▶ STATED EXERCISE
Output every entry exactly as given.

— Begin DATA —

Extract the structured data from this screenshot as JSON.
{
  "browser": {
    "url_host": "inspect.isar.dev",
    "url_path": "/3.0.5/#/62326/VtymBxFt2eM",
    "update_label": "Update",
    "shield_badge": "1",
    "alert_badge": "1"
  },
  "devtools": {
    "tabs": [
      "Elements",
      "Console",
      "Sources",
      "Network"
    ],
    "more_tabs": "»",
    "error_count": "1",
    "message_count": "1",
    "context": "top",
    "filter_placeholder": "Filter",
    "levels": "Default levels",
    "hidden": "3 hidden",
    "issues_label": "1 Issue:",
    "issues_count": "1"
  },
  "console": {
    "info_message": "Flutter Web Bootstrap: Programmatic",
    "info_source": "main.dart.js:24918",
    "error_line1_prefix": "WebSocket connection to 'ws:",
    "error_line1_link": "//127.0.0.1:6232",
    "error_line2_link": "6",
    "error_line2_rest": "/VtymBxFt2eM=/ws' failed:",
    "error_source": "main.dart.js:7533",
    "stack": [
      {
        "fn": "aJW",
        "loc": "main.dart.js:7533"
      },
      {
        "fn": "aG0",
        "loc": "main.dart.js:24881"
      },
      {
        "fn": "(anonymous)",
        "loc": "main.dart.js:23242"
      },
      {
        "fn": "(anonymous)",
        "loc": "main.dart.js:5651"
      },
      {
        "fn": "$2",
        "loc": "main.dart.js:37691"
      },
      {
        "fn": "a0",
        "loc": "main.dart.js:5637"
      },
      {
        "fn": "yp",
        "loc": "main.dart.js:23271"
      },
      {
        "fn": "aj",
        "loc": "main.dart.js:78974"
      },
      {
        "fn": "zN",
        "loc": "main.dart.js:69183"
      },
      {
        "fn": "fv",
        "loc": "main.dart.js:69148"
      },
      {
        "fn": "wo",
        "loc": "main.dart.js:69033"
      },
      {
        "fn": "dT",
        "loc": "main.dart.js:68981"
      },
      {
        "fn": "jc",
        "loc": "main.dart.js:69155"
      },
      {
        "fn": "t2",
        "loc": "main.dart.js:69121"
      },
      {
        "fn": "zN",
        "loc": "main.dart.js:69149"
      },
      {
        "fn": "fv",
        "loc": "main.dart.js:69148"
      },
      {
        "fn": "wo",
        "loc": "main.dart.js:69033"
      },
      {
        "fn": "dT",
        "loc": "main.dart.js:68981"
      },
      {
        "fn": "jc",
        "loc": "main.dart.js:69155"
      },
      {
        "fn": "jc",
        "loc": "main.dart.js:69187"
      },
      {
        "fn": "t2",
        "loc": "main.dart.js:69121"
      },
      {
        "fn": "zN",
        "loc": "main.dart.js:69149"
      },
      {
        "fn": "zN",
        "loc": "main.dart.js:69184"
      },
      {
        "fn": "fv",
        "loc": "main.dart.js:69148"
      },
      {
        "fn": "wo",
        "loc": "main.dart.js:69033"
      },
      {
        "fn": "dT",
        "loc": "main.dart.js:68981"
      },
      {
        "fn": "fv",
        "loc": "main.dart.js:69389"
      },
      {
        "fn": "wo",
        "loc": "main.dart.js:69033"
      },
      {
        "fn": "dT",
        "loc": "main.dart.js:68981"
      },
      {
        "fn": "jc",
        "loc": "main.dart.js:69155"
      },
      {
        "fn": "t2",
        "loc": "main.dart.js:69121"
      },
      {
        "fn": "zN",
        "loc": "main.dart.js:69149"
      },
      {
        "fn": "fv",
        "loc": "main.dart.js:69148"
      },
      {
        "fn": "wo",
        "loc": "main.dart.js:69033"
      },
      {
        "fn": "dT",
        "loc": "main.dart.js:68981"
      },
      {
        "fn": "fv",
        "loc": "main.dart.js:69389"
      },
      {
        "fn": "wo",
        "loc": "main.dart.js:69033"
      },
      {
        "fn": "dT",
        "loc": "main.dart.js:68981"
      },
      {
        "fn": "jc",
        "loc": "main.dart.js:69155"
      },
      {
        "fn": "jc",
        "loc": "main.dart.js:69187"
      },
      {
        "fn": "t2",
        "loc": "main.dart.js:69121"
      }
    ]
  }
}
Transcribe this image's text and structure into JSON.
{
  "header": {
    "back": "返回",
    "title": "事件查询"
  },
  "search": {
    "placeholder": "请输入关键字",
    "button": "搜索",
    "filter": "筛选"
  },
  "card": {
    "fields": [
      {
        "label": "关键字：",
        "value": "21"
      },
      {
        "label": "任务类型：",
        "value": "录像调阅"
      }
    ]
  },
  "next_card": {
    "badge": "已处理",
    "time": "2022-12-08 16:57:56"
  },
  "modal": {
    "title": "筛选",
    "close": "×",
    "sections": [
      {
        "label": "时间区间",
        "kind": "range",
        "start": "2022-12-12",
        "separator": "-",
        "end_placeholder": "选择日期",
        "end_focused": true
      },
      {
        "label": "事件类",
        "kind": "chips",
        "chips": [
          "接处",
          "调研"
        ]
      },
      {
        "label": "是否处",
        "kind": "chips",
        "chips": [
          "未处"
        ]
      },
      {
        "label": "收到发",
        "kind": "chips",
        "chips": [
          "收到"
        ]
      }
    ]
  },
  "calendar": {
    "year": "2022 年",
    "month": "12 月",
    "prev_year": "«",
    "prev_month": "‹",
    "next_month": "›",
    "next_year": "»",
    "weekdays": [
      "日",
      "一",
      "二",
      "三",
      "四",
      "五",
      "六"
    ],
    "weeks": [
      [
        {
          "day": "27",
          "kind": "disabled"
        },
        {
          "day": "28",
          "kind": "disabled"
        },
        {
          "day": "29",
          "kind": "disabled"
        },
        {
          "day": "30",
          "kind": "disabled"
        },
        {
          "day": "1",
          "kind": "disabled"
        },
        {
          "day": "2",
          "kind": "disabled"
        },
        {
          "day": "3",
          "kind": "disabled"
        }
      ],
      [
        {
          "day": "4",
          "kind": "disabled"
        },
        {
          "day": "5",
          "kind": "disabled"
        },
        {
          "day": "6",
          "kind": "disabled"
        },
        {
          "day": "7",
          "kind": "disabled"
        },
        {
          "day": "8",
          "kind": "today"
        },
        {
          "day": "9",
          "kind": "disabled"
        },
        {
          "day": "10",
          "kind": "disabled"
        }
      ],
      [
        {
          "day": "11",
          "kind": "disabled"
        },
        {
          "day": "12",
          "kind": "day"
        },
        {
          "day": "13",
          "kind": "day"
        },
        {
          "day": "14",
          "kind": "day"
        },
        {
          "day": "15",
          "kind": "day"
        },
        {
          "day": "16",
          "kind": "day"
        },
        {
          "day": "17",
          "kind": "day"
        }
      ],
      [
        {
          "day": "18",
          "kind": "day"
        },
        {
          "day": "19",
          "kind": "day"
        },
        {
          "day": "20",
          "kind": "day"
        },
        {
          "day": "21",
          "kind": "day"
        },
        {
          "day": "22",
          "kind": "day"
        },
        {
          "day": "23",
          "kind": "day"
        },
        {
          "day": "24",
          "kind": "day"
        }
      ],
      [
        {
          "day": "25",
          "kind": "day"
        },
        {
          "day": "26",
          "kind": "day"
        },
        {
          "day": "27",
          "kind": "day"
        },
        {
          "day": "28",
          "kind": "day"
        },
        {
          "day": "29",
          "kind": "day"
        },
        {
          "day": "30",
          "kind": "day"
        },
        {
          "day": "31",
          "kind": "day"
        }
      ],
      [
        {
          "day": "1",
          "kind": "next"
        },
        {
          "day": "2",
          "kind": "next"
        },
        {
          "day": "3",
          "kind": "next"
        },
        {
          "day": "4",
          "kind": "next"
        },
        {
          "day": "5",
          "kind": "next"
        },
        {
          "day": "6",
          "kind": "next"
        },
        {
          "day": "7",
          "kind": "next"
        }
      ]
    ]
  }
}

— End DATA —

▶ EXERCISE RESPONSE
Extract the structured data from this screenshot as JSON.
{
  "browser": {
    "url_host": "inspect.isar.dev",
    "url_path": "/3.0.5/#/62326/VtymBxFt2eM",
    "update_label": "Update",
    "shield_badge": "1",
    "alert_badge": "1"
  },
  "devtools": {
    "tabs": [
      "Elements",
      "Console",
      "Sources",
      "Network"
    ],
    "more_tabs": "»",
    "error_count": "1",
    "message_count": "1",
    "context": "top",
    "filter_placeholder": "Filter",
    "levels": "Default levels",
    "hidden": "3 hidden",
    "issues_label": "1 Issue:",
    "issues_count": "1"
  },
  "console": {
    "info_message": "Flutter Web Bootstrap: Programmatic",
    "info_source": "main.dart.js:24918",
    "error_line1_prefix": "WebSocket connection to 'ws:",
    "error_line1_link": "//127.0.0.1:6232",
    "error_line2_link": "6",
    "error_line2_rest": "/VtymBxFt2eM=/ws' failed:",
    "error_source": "main.dart.js:7533",
    "stack": [
      {
        "fn": "aJW",
        "loc": "main.dart.js:7533"
      },
      {
        "fn": "aG0",
        "loc": "main.dart.js:24881"
      },
      {
        "fn": "(anonymous)",
        "loc": "main.dart.js:23242"
      },
      {
        "fn": "(anonymous)",
        "loc": "main.dart.js:5651"
      },
      {
        "fn": "$2",
        "loc": "main.dart.js:37691"
      },
      {
        "fn": "a0",
        "loc": "main.dart.js:5637"
      },
      {
        "fn": "yp",
        "loc": "main.dart.js:23271"
      },
      {
        "fn": "aj",
        "loc": "main.dart.js:78974"
      },
      {
        "fn": "zN",
        "loc": "main.dart.js:69183"
      },
      {
        "fn": "fv",
        "loc": "main.dart.js:69148"
      },
      {
        "fn": "wo",
        "loc": "main.dart.js:69033"
      },
      {
        "fn": "dT",
        "loc": "main.dart.js:68981"
      },
      {
        "fn": "jc",
        "loc": "main.dart.js:69155"
      },
      {
        "fn": "t2",
        "loc": "main.dart.js:69121"
      },
      {
        "fn": "zN",
        "loc": "main.dart.js:69149"
      },
      {
        "fn": "fv",
        "loc": "main.dart.js:69148"
      },
      {
        "fn": "wo",
        "loc": "main.dart.js:69033"
      },
      {
        "fn": "dT",
        "loc": "main.dart.js:68981"
      },
      {
        "fn": "jc",
        "loc": "main.dart.js:69155"
      },
      {
        "fn": "jc",
        "loc": "main.dart.js:69187"
      },
      {
        "fn": "t2",
        "loc": "main.dart.js:69121"
      },
      {
        "fn": "zN",
        "loc": "main.dart.js:69149"
      },
      {
        "fn": "zN",
        "loc": "main.dart.js:69184"
      },
      {
        "fn": "fv",
        "loc": "main.dart.js:69148"
      },
      {
        "fn": "wo",
        "loc": "main.dart.js:69033"
      },
      {
        "fn": "dT",
        "loc": "main.dart.js:68981"
      },
      {
        "fn": "fv",
        "loc": "main.dart.js:69389"
      },
      {
        "fn": "wo",
        "loc": "main.dart.js:69033"
      },
      {
        "fn": "dT",
        "loc": "main.dart.js:68981"
      },
      {
        "fn": "jc",
        "loc": "main.dart.js:69155"
      },
      {
        "fn": "t2",
        "loc": "main.dart.js:69121"
      },
      {
        "fn": "zN",
        "loc": "main.dart.js:69149"
      },
      {
        "fn": "fv",
        "loc": "main.dart.js:69148"
      },
      {
        "fn": "wo",
        "loc": "main.dart.js:69033"
      },
      {
        "fn": "dT",
        "loc": "main.dart.js:68981"
      },
      {
        "fn": "fv",
        "loc": "main.dart.js:69389"
      },
      {
        "fn": "wo",
        "loc": "main.dart.js:69033"
      },
      {
        "fn": "dT",
        "loc": "main.dart.js:68981"
      },
      {
        "fn": "jc",
        "loc": "main.dart.js:69155"
      },
      {
        "fn": "jc",
        "loc": "main.dart.js:69187"
      },
      {
        "fn": "t2",
        "loc": "main.dart.js:69121"
      }
    ]
  }
}
Transcribe this image's text and structure into JSON.
{
  "header": {
    "back": "返回",
    "title": "事件查询"
  },
  "search": {
    "placeholder": "请输入关键字",
    "button": "搜索",
    "filter": "筛选"
  },
  "card": {
    "fields": [
      {
        "label": "关键字：",
        "value": "21"
      },
      {
        "label": "任务类型：",
        "value": "录像调阅"
      }
    ]
  },
  "next_card": {
    "badge": "已处理",
    "time": "2022-12-08 16:57:56"
  },
  "modal": {
    "title": "筛选",
    "close": "×",
    "sections": [
      {
        "label": "时间区间",
        "kind": "range",
        "start": "2022-12-12",
        "separator": "-",
        "end_placeholder": "选择日期",
        "end_focused": true
      },
      {
        "label": "事件类",
        "kind": "chips",
        "chips": [
          "接处",
          "调研"
        ]
      },
      {
        "label": "是否处",
        "kind": "chips",
        "chips": [
          "未处"
        ]
      },
      {
        "label": "收到发",
        "kind": "chips",
        "chips": [
          "收到"
        ]
      }
    ]
  },
  "calendar": {
    "year": "2022 年",
    "month": "12 月",
    "prev_year": "«",
    "prev_month": "‹",
    "next_month": "›",
    "next_year": "»",
    "weekdays": [
      "日",
      "一",
      "二",
      "三",
      "四",
      "五",
      "六"
    ],
    "weeks": [
      [
        {
          "day": "27",
          "kind": "disabled"
        },
        {
          "day": "28",
          "kind": "disabled"
        },
        {
          "day": "29",
          "kind": "disabled"
        },
        {
          "day": "30",
          "kind": "disabled"
        },
        {
          "day": "1",
          "kind": "disabled"
        },
        {
          "day": "2",
          "kind": "disabled"
        },
        {
          "day": "3",
          "kind": "disabled"
        }
      ],
      [
        {
          "day": "4",
          "kind": "disabled"
        },
        {
          "day": "5",
          "kind": "disabled"
        },
        {
          "day": "6",
          "kind": "disabled"
        },
        {
          "day": "7",
          "kind": "disabled"
        },
        {
          "day": "8",
          "kind": "today"
        },
        {
          "day": "9",
          "kind": "disabled"
        },
        {
          "day": "10",
          "kind": "disabled"
        }
      ],
      [
        {
          "day": "11",
          "kind": "disabled"
        },
        {
          "day": "12",
          "kind": "day"
        },
        {
          "day": "13",
          "kind": "day"
        },
        {
          "day": "14",
          "kind": "day"
        },
        {
          "day": "15",
          "kind": "day"
        },
        {
          "day": "16",
          "kind": "day"
        },
        {
          "day": "17",
          "kind": "day"
        }
      ],
      [
        {
          "day": "18",
          "kind": "day"
        },
        {
          "day": "19",
          "kind": "day"
        },
        {
          "day": "20",
          "kind": "day"
        },
        {
          "day": "21",
          "kind": "day"
        },
        {
          "day": "22",
          "kind": "day"
        },
        {
          "day": "23",
          "kind": "day"
        },
        {
          "day": "24",
          "kind": "day"
        }
      ],
      [
        {
          "day": "25",
          "kind": "day"
        },
        {
          "day": "26",
          "kind": "day"
        },
        {
          "day": "27",
          "kind": "day"
        },
        {
          "day": "28",
          "kind": "day"
        },
        {
          "day": "29",
          "kind": "day"
        },
        {
          "day": "30",
          "kind": "day"
        },
        {
          "day": "31",
          "kind": "day"
        }
      ],
      [
        {
          "day": "1",
          "kind": "next"
        },
        {
          "day": "2",
          "kind": "next"
        },
        {
          "day": "3",
          "kind": "next"
        },
        {
          "day": "4",
          "kind": "next"
        },
        {
          "day": "5",
          "kind": "next"
        },
        {
          "day": "6",
          "kind": "next"
        },
        {
          "day": "7",
          "kind": "next"
        }
      ]
    ]
  }
}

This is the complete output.